YOUR TASK ▸ Pick out each line containing the string "heart" and copy it.

____ LISTED ENTRIES

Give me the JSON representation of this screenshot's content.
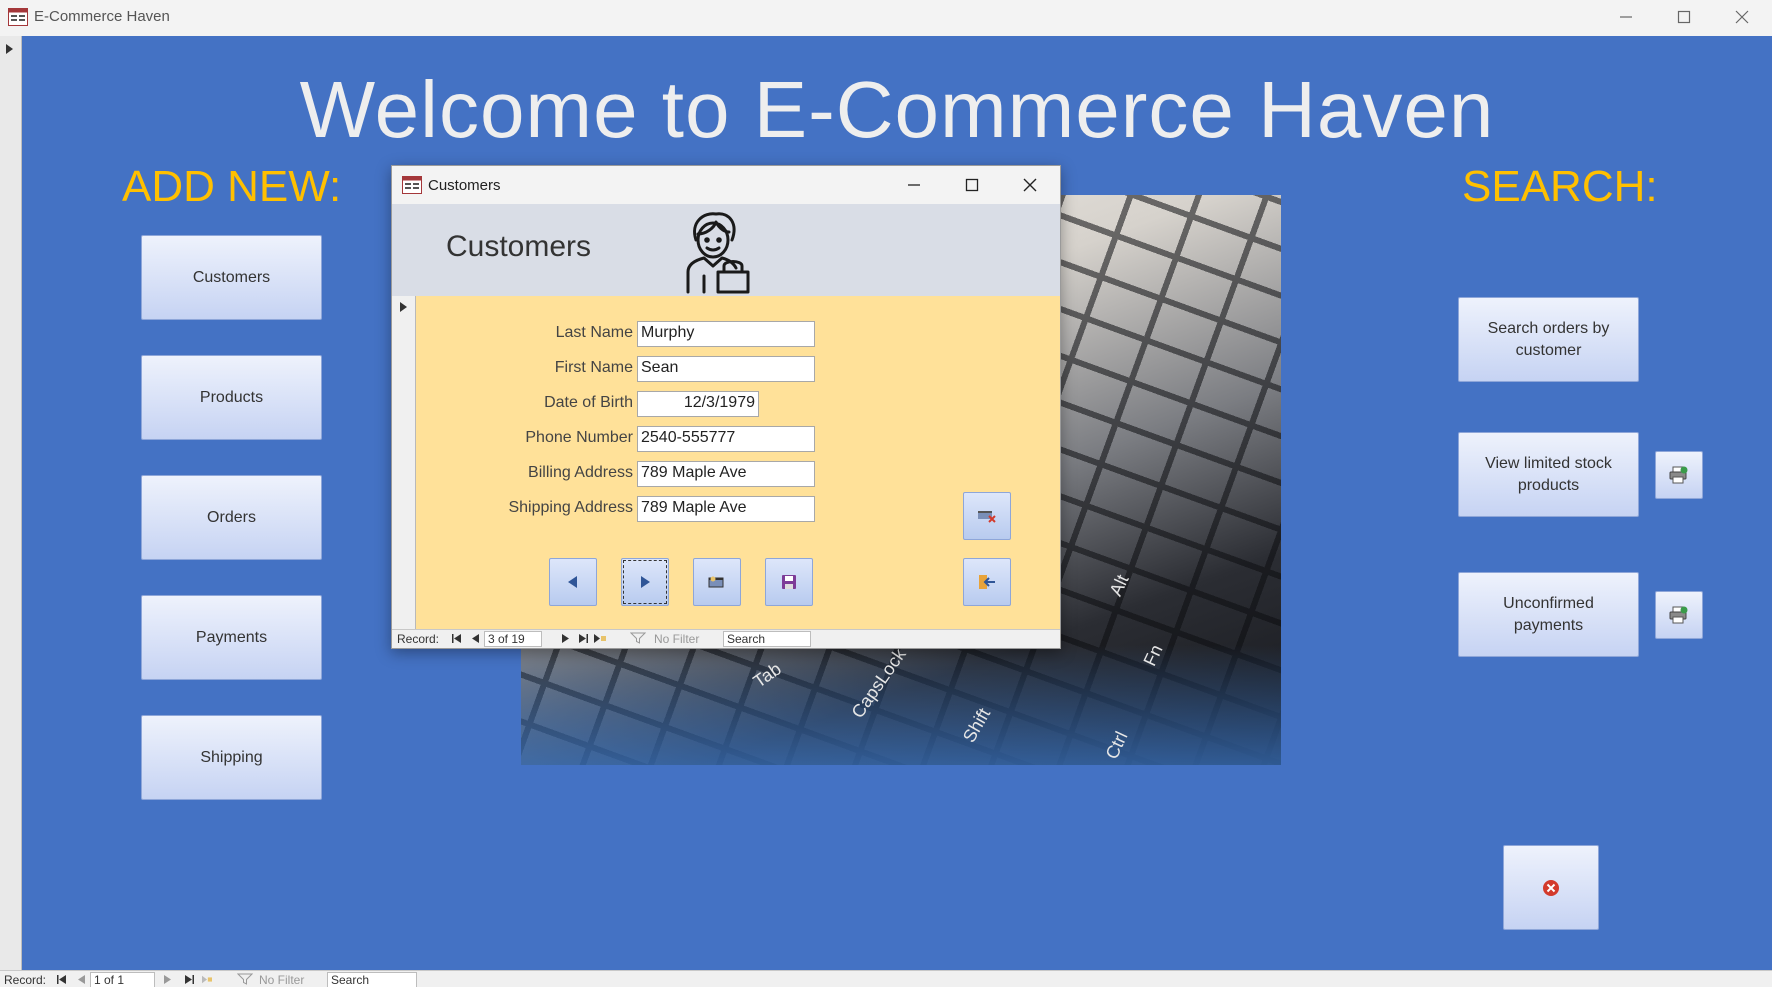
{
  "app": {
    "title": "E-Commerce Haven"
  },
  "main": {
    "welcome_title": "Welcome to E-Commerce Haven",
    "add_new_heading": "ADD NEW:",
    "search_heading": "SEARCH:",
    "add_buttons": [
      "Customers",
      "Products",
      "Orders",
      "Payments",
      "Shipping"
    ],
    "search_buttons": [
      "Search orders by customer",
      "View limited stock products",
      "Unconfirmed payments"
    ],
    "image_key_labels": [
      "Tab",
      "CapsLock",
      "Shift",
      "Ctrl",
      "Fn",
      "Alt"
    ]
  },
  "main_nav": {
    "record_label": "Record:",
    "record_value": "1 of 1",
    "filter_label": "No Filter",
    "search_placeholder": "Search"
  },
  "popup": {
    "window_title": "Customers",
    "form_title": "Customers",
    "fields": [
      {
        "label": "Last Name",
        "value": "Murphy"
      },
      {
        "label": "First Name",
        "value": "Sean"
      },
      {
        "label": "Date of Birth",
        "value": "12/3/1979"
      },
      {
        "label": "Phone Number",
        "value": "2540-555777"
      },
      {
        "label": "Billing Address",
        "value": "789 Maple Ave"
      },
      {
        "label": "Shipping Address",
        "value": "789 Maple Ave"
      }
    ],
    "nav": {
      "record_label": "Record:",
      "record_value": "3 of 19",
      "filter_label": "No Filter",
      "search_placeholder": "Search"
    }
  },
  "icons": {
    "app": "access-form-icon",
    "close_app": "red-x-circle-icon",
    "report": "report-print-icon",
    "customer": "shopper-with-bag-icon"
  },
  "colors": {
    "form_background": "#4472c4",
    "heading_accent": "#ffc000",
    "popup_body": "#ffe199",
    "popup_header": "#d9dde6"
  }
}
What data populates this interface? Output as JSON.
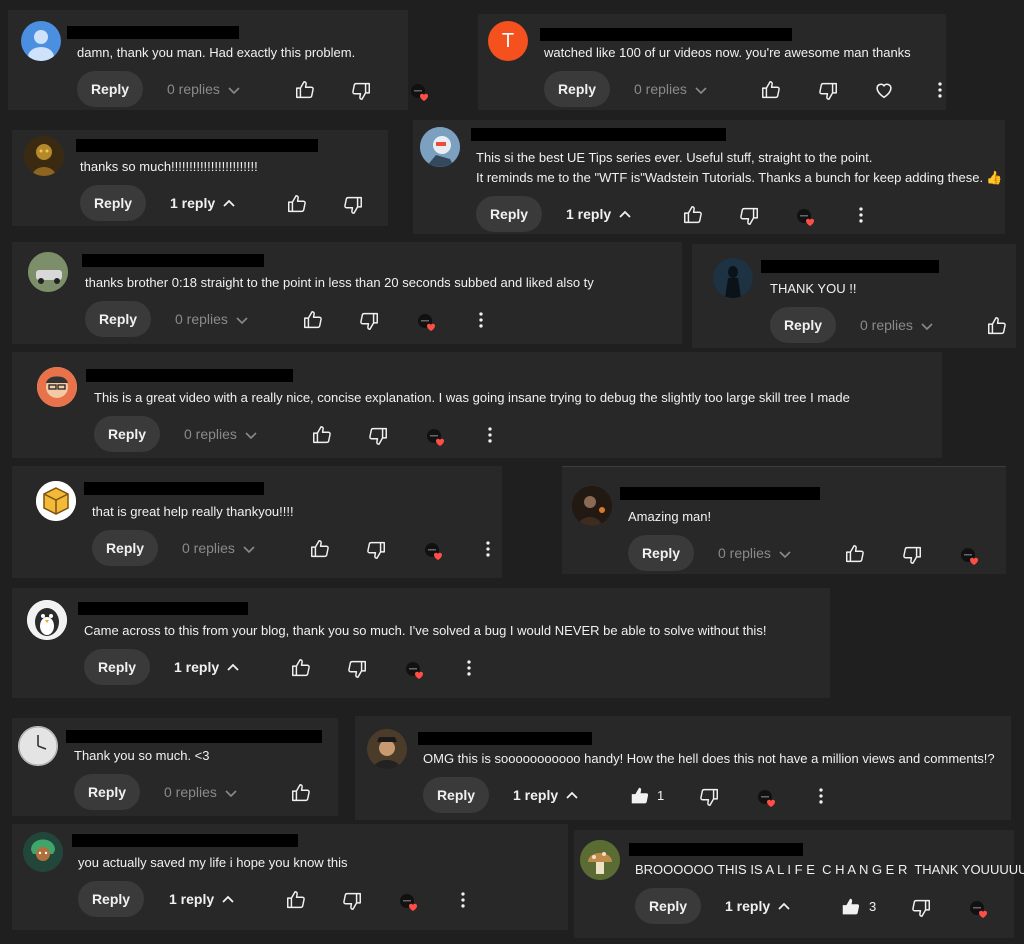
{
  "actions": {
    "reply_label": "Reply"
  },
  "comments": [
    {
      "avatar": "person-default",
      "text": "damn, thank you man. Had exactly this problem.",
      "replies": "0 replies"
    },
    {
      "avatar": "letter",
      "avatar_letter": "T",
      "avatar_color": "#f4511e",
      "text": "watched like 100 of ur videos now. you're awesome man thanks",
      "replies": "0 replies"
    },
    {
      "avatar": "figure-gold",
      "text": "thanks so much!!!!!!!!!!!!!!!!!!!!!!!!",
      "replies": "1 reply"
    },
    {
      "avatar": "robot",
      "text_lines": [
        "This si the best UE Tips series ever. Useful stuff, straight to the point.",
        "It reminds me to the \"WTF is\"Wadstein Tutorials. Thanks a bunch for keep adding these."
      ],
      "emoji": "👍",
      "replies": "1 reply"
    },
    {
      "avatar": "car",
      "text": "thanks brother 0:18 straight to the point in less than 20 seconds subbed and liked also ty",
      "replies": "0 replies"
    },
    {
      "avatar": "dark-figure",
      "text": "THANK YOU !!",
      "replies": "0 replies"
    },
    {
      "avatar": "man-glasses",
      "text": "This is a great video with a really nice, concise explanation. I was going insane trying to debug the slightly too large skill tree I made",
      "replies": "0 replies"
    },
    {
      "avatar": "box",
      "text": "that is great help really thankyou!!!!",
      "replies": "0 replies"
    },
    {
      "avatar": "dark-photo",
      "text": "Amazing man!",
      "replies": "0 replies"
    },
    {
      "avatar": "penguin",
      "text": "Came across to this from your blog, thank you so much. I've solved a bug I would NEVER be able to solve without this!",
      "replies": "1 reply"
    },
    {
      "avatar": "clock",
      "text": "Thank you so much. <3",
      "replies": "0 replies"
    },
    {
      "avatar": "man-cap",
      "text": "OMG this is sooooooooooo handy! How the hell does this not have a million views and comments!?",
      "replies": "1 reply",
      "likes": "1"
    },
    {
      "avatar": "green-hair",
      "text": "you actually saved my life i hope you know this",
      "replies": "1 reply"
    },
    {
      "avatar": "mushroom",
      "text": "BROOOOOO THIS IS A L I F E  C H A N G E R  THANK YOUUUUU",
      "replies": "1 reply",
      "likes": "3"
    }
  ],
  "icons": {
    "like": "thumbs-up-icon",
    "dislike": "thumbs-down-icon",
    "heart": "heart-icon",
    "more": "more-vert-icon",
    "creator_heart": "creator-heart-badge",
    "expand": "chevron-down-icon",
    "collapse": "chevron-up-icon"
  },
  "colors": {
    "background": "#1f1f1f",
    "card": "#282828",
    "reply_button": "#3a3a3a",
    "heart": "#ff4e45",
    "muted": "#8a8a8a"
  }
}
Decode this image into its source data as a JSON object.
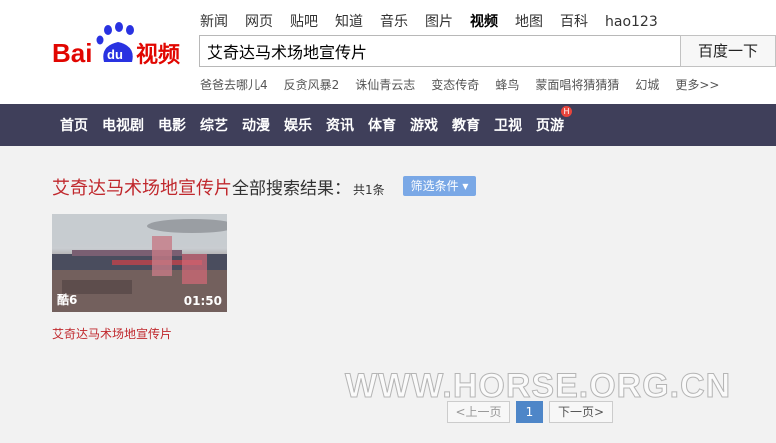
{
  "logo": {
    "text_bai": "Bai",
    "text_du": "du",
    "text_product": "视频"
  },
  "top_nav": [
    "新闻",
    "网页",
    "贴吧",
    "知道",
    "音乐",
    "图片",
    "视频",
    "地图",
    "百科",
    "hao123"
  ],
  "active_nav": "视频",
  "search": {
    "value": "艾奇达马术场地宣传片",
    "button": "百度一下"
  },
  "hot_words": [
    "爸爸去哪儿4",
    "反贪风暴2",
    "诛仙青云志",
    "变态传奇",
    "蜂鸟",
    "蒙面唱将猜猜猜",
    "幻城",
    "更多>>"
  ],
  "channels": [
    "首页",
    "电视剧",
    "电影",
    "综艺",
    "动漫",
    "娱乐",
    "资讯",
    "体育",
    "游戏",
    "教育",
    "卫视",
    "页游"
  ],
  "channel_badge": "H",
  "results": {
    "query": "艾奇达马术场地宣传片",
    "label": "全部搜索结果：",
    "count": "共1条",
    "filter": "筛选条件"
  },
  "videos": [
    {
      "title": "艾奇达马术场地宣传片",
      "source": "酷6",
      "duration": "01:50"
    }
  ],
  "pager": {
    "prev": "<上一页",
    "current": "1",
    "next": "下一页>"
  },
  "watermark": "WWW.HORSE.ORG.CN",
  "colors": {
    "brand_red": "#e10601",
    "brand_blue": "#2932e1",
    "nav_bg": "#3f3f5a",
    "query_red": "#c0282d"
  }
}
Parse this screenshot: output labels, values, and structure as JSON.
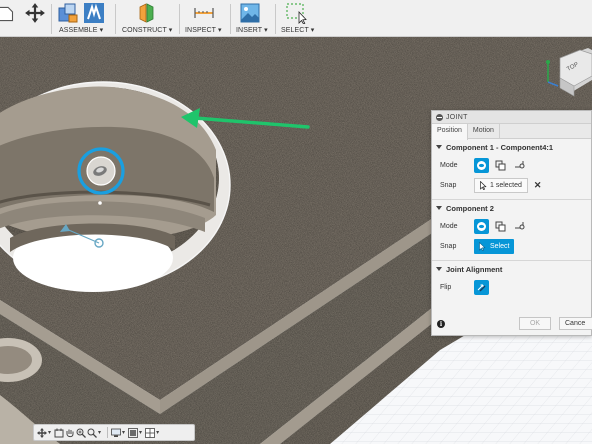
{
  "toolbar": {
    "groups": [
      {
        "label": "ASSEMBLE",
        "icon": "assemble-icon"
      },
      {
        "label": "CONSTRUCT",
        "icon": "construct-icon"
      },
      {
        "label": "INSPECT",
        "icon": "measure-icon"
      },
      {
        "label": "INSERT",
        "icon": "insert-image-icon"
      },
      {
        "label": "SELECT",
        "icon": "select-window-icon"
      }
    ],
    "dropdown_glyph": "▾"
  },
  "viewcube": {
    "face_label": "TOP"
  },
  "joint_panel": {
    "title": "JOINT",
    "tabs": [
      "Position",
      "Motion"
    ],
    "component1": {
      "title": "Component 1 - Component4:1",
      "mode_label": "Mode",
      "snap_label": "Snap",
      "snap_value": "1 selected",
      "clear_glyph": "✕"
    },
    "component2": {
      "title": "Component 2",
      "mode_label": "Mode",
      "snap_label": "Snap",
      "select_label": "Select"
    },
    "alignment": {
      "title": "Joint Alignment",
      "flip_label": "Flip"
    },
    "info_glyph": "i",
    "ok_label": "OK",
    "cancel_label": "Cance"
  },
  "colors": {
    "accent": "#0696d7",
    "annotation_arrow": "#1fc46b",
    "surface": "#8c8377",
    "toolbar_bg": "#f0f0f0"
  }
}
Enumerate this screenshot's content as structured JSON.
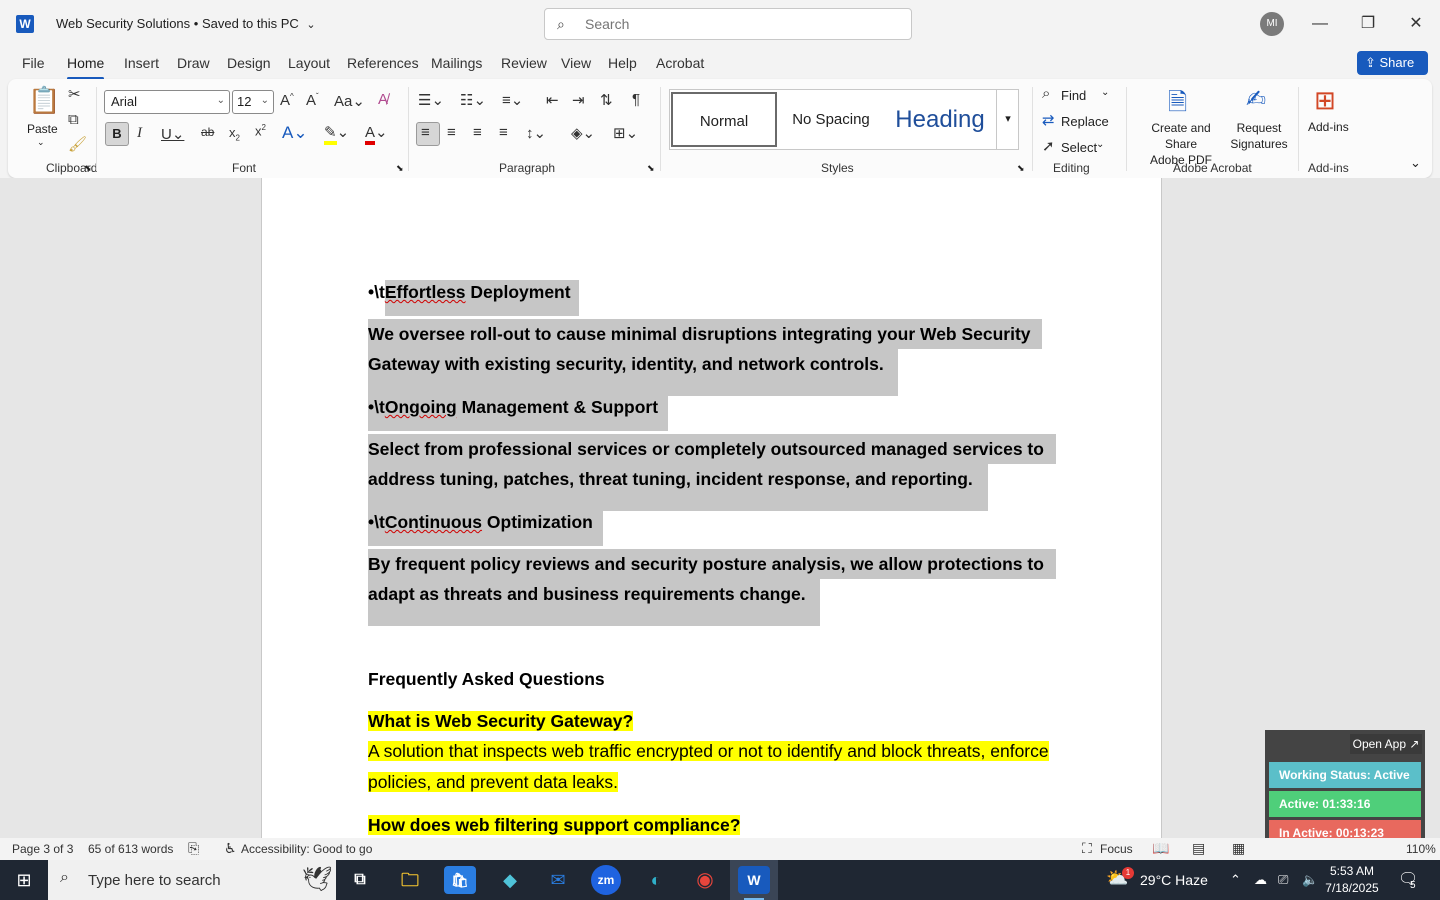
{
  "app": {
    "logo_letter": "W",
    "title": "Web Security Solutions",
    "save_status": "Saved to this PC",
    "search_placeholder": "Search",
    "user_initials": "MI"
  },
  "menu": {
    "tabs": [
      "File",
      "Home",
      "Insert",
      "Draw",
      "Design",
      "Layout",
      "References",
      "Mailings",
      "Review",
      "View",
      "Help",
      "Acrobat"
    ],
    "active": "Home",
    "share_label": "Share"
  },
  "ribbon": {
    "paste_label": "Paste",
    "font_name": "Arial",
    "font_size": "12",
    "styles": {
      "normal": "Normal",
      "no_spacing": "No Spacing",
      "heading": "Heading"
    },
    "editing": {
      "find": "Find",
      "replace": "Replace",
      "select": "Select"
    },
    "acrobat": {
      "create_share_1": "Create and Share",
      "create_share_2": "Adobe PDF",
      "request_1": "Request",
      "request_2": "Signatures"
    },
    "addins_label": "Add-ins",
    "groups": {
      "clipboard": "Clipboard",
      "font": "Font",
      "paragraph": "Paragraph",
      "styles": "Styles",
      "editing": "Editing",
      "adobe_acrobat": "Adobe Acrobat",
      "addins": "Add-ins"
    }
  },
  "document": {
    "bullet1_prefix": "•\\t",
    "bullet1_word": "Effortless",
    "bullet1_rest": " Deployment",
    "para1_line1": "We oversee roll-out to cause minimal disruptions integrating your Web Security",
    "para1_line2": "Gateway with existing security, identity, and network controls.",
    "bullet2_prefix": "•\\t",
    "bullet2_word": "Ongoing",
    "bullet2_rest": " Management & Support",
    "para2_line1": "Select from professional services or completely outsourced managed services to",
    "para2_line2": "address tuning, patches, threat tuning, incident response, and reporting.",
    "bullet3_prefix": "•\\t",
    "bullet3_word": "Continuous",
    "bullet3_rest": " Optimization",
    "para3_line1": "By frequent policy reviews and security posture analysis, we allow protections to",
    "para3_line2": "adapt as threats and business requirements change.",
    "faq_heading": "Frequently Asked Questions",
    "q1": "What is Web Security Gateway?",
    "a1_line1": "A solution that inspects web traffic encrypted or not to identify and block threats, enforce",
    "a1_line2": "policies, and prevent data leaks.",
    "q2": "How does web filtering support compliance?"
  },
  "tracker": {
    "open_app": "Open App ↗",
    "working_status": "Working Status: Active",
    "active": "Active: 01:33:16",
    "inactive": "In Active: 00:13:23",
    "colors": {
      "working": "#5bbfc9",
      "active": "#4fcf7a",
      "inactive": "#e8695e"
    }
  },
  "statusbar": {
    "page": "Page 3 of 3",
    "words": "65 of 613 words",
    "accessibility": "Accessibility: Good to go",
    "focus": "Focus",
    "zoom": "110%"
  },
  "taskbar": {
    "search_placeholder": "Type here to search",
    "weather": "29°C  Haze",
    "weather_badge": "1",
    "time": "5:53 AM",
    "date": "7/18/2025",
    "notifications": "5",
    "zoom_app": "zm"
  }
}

________

EXERCISE OUTPUT ▸
    "heart": "heart-icon",
    "creator_heart": "creator-heart-badge",
    "heart": "#ff4e45",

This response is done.